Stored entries
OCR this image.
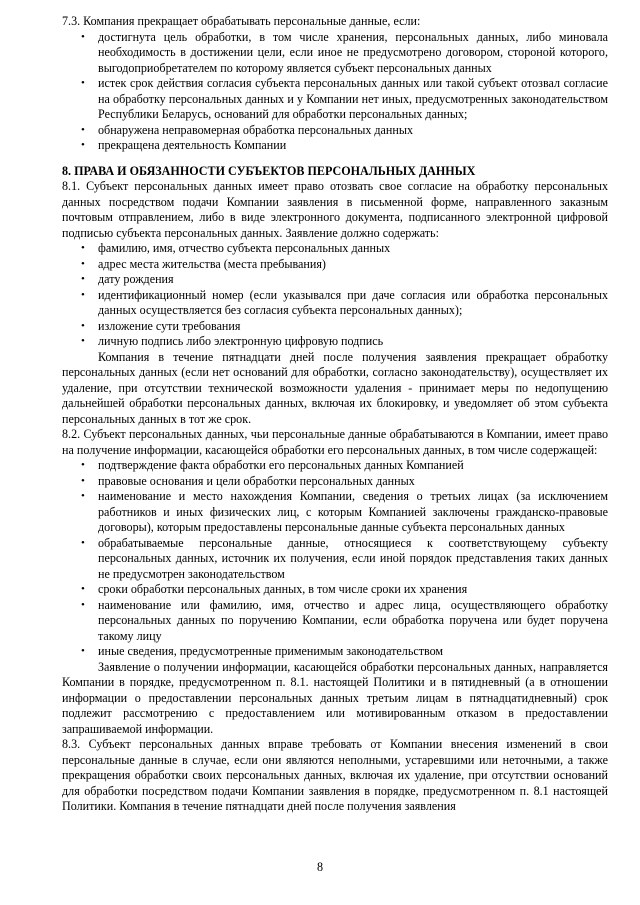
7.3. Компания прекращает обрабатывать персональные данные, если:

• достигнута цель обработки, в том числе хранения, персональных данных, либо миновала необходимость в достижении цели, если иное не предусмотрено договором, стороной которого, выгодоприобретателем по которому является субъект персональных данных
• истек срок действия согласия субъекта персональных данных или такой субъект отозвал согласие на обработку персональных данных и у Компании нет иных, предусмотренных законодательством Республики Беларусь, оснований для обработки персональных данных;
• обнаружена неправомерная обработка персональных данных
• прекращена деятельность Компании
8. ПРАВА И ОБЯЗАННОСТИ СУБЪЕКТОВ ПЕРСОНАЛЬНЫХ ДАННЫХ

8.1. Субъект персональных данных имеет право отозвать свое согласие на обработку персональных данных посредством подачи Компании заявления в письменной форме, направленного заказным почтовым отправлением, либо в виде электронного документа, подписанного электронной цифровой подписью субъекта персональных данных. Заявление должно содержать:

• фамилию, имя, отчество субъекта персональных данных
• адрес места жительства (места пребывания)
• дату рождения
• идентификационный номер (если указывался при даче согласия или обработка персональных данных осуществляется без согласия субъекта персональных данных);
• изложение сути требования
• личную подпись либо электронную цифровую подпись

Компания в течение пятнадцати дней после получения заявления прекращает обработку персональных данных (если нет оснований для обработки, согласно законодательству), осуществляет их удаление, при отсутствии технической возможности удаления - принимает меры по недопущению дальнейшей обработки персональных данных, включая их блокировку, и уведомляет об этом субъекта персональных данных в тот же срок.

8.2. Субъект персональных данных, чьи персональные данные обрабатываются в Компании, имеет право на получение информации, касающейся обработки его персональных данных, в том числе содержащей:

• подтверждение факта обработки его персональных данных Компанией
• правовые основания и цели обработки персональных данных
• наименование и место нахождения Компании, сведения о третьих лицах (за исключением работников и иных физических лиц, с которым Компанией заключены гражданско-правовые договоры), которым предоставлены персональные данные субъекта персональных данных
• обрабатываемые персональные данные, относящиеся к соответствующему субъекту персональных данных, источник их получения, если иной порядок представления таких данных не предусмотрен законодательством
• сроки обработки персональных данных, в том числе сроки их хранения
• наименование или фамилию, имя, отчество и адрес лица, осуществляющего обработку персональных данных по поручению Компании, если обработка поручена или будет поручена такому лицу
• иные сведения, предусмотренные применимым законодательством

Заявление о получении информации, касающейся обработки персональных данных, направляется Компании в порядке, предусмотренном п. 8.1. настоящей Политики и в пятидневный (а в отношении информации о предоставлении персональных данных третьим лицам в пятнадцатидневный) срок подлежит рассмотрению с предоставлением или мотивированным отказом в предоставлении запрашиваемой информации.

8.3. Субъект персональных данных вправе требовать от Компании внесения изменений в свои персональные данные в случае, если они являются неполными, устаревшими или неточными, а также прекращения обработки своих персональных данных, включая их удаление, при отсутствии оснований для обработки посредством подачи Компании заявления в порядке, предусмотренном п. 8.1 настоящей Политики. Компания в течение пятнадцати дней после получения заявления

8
...
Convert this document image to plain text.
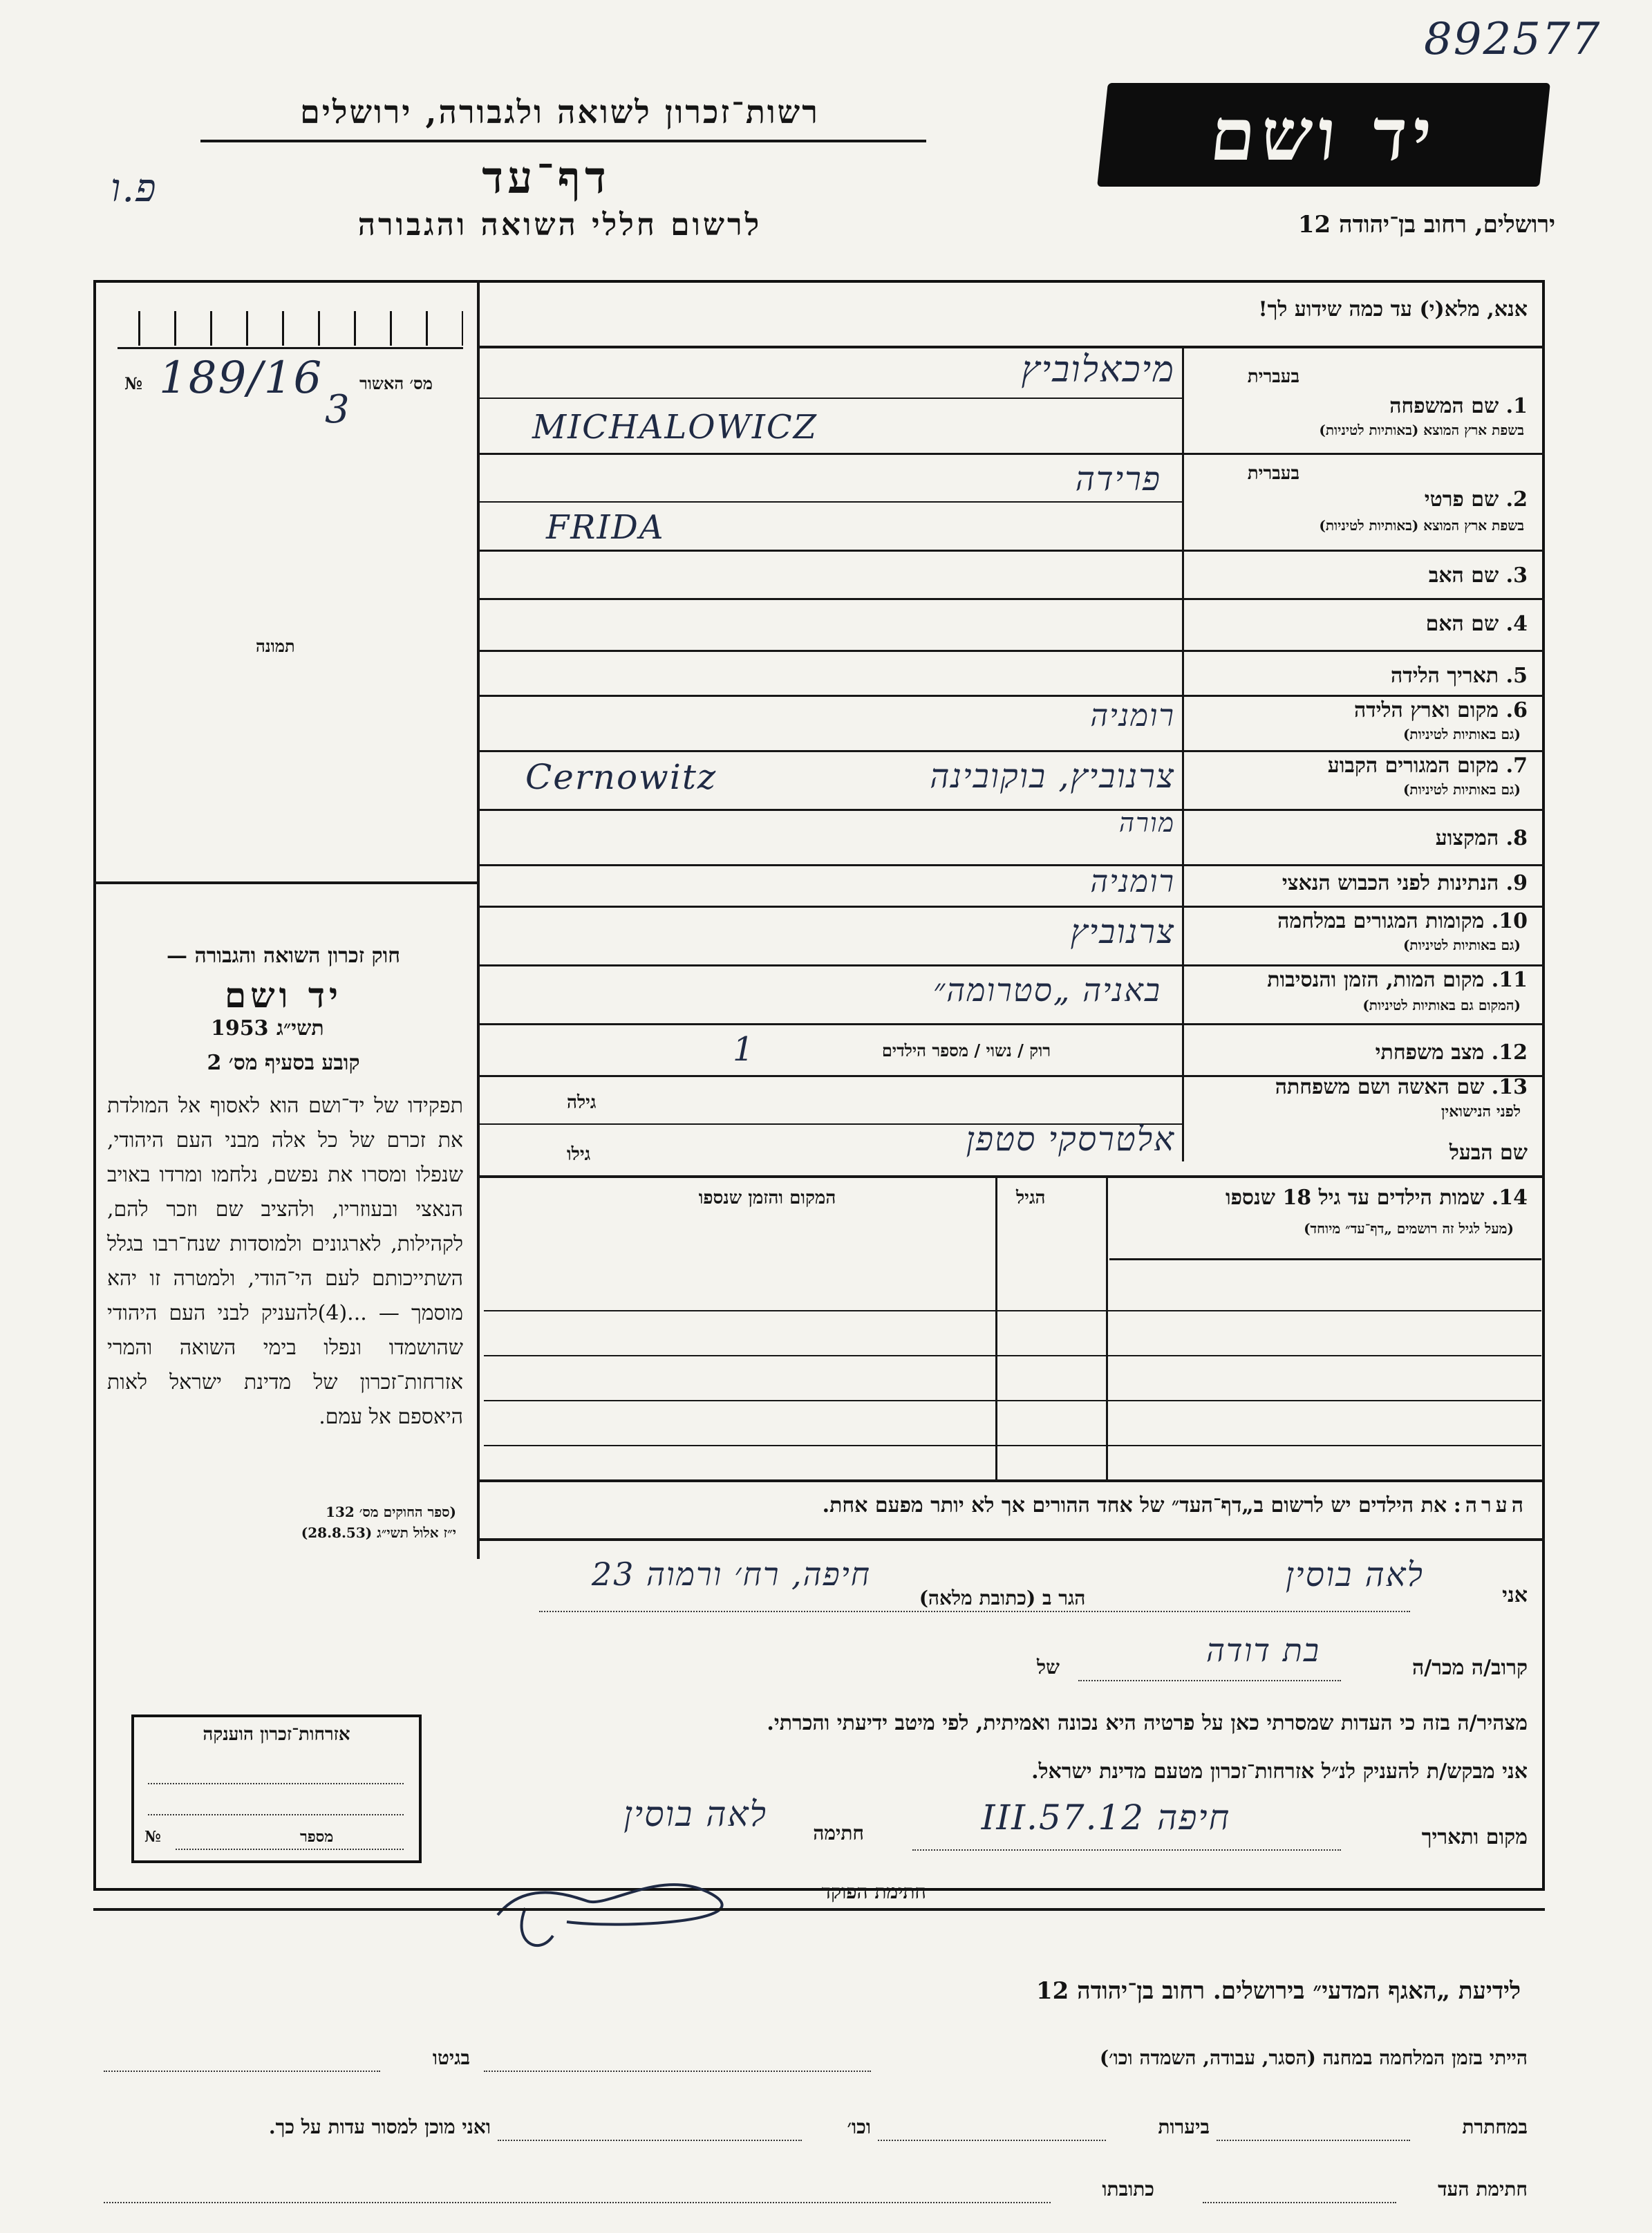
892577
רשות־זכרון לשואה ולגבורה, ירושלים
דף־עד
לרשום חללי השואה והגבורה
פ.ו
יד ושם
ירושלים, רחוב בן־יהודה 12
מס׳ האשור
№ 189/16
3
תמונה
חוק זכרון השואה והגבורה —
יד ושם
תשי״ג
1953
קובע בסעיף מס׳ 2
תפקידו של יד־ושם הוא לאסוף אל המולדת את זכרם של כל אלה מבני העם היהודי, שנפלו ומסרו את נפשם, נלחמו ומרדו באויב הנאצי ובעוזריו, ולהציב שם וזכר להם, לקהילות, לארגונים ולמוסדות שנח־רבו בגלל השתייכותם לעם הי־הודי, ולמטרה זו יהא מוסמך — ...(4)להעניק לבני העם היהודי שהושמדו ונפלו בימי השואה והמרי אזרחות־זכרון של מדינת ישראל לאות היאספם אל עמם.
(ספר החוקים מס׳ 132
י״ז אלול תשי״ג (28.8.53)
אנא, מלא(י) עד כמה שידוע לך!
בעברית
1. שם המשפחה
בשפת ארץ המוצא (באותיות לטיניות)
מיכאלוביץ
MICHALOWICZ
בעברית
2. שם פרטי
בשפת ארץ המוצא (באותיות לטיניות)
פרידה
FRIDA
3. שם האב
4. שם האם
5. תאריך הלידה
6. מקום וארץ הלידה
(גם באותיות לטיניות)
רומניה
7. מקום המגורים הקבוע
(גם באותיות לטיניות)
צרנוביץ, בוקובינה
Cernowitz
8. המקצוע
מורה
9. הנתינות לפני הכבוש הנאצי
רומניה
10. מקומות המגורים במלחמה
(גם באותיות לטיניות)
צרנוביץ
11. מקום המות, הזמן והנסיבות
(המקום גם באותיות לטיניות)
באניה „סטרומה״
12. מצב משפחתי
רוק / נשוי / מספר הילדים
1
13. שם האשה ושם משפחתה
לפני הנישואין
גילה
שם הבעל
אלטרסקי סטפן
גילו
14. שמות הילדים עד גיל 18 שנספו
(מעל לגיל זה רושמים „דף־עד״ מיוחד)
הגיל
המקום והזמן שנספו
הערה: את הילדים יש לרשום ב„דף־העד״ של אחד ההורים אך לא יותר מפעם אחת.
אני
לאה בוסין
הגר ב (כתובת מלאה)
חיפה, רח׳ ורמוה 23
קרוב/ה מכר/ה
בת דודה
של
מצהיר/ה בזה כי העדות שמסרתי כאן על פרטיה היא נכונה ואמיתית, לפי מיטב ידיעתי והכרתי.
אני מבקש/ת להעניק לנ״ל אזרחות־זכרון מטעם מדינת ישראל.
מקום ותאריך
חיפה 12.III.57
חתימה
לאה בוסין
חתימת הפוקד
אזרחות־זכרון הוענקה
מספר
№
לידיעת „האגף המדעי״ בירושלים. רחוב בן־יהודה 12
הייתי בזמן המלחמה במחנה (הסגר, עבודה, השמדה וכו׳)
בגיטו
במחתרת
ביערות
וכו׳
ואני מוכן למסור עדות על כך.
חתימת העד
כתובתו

# YOUR INSTRUCTIONS:
Count every line in the preceding entries where the string "המגורים" appears, then state only the total.

# RESULT BELOW:
2